PROBLEM TO SOLVE: Read the lines that follow and pick out every one containing the word "your".

RAW RECORDS:
'''
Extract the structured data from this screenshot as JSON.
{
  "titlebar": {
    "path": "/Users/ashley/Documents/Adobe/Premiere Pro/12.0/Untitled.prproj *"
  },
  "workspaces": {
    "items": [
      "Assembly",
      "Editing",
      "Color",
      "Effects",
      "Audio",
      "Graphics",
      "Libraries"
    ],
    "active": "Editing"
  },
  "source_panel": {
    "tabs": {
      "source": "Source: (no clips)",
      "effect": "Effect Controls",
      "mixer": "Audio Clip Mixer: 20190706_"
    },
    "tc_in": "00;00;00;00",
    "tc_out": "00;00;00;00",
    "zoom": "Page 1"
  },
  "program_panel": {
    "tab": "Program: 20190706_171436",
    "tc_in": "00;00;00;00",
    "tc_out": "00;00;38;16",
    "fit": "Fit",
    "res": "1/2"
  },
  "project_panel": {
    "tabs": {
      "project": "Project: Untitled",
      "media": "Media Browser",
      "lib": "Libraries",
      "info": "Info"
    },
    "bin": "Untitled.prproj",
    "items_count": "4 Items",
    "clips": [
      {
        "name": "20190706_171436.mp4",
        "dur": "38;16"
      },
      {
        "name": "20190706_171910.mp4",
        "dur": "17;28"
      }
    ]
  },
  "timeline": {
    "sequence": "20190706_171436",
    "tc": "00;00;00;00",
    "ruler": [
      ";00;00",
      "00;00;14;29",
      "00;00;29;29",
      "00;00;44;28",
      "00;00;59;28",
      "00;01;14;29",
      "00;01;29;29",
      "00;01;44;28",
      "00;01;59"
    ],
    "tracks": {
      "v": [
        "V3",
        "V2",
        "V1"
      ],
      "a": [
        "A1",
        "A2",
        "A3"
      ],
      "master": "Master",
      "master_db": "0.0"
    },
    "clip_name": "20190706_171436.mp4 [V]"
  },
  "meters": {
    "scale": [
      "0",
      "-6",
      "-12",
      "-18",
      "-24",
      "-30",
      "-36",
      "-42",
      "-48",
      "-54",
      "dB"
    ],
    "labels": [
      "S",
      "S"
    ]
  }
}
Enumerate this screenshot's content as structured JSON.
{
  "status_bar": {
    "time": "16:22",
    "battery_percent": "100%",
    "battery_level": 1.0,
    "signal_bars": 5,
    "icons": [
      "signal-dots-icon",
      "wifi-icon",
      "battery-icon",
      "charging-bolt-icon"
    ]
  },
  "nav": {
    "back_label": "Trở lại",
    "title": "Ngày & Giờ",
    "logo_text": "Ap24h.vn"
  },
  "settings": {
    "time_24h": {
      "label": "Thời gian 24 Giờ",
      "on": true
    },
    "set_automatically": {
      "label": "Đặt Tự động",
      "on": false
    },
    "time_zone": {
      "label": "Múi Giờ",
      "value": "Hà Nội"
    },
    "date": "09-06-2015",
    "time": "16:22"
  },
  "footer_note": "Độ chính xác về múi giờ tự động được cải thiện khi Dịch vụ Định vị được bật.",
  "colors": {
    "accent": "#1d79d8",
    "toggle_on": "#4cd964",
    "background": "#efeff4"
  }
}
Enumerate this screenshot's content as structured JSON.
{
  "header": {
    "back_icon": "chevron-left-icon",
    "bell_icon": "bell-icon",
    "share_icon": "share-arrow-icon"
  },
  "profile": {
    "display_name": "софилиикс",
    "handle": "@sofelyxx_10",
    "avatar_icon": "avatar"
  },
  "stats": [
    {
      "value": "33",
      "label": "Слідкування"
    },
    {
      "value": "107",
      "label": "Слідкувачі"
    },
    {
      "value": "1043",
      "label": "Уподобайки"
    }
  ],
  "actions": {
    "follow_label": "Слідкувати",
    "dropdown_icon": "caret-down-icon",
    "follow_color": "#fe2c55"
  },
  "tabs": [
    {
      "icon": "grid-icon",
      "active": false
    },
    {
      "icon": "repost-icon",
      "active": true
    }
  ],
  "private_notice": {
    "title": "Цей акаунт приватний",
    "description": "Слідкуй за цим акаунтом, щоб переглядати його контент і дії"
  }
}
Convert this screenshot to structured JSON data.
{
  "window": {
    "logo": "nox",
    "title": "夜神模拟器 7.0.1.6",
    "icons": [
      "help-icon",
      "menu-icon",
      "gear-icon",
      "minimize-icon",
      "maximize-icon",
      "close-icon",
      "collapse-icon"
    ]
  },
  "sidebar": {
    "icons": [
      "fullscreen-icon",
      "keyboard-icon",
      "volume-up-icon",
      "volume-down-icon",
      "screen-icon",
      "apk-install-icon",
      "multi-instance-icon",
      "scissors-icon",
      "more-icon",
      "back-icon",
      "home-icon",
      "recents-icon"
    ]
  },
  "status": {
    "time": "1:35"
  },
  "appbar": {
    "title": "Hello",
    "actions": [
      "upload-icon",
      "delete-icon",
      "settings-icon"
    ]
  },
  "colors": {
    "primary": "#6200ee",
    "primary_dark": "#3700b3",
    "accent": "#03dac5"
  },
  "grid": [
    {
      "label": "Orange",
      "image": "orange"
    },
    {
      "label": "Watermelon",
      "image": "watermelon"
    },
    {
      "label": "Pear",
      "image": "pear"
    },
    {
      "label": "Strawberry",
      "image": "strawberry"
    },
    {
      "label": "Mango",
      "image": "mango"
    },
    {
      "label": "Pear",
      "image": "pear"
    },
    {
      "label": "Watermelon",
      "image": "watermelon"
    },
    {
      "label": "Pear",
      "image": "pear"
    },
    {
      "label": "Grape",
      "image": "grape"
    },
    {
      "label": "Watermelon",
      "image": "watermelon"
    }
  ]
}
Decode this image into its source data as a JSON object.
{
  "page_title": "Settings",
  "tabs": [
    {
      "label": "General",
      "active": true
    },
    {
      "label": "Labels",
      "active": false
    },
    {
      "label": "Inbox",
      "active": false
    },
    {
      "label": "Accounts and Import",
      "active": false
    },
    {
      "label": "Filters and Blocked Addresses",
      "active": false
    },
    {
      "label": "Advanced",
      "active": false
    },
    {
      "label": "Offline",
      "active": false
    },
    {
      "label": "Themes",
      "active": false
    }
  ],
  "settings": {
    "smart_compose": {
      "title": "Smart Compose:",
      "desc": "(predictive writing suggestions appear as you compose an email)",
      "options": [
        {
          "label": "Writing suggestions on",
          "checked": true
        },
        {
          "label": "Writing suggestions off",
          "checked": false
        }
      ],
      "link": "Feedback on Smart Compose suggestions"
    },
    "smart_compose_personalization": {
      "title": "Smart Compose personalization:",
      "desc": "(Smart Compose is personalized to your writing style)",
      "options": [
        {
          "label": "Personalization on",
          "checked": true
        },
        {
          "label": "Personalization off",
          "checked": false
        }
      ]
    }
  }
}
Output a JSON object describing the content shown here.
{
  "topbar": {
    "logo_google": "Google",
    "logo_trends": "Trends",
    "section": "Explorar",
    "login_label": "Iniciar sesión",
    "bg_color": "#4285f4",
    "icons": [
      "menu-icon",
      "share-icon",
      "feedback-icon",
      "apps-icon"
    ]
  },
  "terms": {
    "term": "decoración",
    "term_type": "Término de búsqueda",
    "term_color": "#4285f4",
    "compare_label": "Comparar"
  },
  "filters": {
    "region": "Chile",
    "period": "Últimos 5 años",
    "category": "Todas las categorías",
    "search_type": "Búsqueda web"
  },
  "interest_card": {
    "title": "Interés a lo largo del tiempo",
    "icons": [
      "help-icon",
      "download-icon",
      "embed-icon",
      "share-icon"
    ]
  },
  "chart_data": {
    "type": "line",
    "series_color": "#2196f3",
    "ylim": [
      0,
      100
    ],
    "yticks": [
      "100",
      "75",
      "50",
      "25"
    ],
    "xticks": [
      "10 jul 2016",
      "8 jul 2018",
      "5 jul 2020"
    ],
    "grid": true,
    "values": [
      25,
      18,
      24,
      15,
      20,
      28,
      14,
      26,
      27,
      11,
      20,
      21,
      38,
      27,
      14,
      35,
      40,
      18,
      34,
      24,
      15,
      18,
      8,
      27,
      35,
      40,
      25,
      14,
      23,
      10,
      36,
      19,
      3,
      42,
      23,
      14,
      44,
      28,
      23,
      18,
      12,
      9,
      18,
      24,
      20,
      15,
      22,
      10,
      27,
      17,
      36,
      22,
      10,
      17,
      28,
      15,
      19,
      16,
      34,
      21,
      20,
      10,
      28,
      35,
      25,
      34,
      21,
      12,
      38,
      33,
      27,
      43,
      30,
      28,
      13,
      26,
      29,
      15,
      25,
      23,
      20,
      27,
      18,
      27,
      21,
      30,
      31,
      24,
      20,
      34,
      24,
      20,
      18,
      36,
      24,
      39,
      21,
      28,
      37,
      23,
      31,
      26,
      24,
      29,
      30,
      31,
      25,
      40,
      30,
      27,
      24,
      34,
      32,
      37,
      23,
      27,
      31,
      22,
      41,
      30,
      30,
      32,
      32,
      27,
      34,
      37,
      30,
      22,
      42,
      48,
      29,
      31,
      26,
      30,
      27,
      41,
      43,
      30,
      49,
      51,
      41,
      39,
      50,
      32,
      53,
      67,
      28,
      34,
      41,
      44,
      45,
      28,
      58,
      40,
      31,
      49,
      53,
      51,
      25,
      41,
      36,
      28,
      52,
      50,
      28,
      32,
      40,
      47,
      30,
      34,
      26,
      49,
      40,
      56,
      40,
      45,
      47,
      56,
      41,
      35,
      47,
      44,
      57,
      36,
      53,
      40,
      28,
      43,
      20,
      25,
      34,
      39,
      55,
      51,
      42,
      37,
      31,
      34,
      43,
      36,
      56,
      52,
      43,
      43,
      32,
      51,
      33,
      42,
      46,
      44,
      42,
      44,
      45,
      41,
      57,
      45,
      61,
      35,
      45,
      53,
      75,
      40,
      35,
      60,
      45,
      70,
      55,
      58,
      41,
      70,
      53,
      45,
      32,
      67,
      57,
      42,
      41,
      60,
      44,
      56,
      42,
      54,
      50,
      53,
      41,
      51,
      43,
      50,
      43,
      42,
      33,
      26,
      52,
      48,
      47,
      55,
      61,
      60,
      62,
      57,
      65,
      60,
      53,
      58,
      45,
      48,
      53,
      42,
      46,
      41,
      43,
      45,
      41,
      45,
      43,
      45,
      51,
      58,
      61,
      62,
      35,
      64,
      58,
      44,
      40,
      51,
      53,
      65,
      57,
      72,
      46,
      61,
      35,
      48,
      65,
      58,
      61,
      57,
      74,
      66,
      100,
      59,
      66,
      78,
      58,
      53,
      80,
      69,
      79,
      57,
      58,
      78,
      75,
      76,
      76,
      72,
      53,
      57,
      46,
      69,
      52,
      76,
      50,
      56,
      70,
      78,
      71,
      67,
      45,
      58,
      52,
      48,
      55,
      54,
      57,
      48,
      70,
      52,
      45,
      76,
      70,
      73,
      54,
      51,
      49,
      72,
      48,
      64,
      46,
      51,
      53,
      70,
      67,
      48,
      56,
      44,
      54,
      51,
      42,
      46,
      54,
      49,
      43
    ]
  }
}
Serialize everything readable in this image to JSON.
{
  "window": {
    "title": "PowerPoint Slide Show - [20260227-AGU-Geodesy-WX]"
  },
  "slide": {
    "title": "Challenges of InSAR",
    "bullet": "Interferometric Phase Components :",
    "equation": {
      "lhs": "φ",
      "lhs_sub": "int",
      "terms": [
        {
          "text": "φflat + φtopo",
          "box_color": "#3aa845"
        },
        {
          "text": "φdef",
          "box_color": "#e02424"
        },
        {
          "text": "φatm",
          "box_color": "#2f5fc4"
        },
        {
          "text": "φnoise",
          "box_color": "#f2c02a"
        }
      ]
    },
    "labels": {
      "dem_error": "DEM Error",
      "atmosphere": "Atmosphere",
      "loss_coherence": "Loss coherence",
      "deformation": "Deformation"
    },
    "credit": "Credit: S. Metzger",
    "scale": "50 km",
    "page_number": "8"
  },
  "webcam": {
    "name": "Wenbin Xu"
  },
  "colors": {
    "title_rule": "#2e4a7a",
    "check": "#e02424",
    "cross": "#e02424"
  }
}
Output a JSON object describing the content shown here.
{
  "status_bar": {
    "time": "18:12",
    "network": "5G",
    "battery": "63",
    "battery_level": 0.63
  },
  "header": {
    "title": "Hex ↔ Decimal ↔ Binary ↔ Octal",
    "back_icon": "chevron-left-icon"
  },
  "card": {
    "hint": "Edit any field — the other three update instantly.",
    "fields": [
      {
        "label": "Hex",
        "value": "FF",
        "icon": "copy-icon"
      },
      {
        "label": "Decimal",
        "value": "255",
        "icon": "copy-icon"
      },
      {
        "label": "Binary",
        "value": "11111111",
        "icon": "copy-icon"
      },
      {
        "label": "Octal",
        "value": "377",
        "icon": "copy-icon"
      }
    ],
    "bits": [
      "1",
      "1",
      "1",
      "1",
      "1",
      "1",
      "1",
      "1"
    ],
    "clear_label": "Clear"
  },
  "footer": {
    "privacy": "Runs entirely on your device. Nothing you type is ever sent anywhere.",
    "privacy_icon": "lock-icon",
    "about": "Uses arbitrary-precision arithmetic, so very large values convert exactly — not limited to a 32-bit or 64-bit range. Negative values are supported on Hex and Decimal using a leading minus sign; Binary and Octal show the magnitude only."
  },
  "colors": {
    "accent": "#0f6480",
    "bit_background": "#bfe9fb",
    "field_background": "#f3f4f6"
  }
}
'''
ANSWER IN FULL:
      "desc": "(Smart Compose is personalized to your writing style)",
    "privacy": "Runs entirely on your device. Nothing you type is ever sent anywhere.",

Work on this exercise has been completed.